-------- Working data

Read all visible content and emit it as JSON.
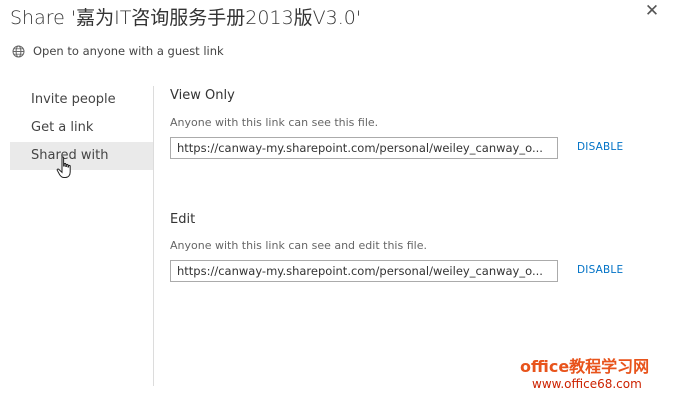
{
  "dialog": {
    "title": "Share '嘉为IT咨询服务手册2013版V3.0'",
    "close_label": "✕",
    "subtitle": "Open to anyone with a guest link",
    "subtitle_icon": "globe-icon"
  },
  "sidebar": {
    "items": [
      {
        "label": "Invite people",
        "selected": false
      },
      {
        "label": "Get a link",
        "selected": false
      },
      {
        "label": "Shared with",
        "selected": true
      }
    ]
  },
  "view_only": {
    "heading": "View Only",
    "description": "Anyone with this link can see this file.",
    "link_value": "https://canway-my.sharepoint.com/personal/weiley_canway_o...",
    "disable_label": "DISABLE"
  },
  "edit": {
    "heading": "Edit",
    "description": "Anyone with this link can see and edit this file.",
    "link_value": "https://canway-my.sharepoint.com/personal/weiley_canway_o...",
    "disable_label": "DISABLE"
  },
  "watermark": {
    "main": "office教程学习网",
    "sub": "www.office68.com"
  },
  "colors": {
    "accent": "#0072c6",
    "selected_bg": "#eaeaea",
    "watermark": "#e8541c"
  }
}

----------------

Problem requirements:
Identify every line where the string "this" appears.

Exercise output:
    "description": "Anyone with this link can see this file.",
    "description": "Anyone with this link can see and edit this file.",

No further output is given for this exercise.